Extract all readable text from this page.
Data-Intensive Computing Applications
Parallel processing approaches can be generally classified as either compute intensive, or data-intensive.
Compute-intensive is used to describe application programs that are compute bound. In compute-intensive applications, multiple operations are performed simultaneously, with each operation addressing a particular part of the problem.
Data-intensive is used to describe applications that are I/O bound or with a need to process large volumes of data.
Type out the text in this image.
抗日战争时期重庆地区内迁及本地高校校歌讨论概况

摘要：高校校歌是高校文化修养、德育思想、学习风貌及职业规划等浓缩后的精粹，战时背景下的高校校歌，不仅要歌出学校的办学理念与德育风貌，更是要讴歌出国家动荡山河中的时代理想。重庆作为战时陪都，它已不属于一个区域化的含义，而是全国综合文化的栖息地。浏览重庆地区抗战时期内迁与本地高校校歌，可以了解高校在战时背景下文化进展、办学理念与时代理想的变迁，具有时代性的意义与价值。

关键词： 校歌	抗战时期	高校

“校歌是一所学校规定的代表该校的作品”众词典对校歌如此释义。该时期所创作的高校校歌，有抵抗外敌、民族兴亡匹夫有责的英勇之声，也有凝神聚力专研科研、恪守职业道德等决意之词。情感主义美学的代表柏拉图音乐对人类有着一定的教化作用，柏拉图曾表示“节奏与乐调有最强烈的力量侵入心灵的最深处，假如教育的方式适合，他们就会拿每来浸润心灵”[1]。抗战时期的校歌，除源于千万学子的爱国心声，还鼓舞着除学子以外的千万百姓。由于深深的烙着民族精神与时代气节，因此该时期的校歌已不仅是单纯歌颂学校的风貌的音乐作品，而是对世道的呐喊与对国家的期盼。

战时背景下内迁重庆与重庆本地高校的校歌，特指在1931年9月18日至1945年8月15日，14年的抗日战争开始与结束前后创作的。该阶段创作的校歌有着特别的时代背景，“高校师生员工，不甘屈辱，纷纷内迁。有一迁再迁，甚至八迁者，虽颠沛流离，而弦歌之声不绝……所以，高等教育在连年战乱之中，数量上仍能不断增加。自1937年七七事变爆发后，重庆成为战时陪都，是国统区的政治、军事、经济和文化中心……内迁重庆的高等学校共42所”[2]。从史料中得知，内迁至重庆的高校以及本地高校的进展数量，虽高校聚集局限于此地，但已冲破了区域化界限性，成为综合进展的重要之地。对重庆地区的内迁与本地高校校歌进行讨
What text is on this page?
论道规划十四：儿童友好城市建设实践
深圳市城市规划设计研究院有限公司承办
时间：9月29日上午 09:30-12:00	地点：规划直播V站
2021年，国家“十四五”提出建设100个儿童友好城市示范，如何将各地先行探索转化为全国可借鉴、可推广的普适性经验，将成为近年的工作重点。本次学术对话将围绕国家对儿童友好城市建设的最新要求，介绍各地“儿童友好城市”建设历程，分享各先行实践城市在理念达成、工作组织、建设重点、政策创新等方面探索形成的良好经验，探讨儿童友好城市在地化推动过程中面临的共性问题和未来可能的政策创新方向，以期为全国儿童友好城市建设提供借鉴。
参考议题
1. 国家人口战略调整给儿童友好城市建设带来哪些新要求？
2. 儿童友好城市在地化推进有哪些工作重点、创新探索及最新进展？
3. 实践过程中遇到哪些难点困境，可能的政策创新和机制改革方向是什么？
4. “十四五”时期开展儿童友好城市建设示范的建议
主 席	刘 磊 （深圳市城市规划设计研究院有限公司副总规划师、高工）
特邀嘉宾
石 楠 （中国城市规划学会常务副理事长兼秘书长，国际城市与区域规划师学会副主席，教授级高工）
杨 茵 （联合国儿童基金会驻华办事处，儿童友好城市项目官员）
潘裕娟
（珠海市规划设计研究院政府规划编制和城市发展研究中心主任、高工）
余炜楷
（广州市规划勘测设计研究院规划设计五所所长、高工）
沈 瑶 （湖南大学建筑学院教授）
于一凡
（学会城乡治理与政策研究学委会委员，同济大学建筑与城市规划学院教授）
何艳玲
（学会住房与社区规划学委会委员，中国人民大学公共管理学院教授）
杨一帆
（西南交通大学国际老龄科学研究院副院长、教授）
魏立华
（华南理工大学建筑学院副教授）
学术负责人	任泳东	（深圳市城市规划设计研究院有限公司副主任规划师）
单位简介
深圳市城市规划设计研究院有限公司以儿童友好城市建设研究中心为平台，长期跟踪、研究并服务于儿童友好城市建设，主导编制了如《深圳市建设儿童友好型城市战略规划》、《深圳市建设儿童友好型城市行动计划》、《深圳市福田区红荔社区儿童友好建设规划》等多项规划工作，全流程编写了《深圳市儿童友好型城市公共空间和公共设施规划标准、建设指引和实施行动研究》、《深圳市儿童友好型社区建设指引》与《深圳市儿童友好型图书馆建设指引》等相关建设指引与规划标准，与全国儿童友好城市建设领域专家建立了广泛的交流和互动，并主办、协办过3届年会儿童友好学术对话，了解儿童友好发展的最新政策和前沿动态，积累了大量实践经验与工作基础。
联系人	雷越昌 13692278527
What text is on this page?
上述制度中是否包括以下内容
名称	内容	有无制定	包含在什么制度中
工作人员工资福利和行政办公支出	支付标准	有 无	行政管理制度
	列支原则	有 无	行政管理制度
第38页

**TASK DESCRIPTION**
Every line containing the string "used" must be listed.

**SOLUTION FOR THIS TASK**
Compute-intensive is used to describe application programs that are compute bound. In compute-intensive applications, multiple operations are performed simultaneously, with each operation addressing a particular part of the problem.
Data-intensive is used to describe applications that are I/O bound or with a need to process large volumes of data.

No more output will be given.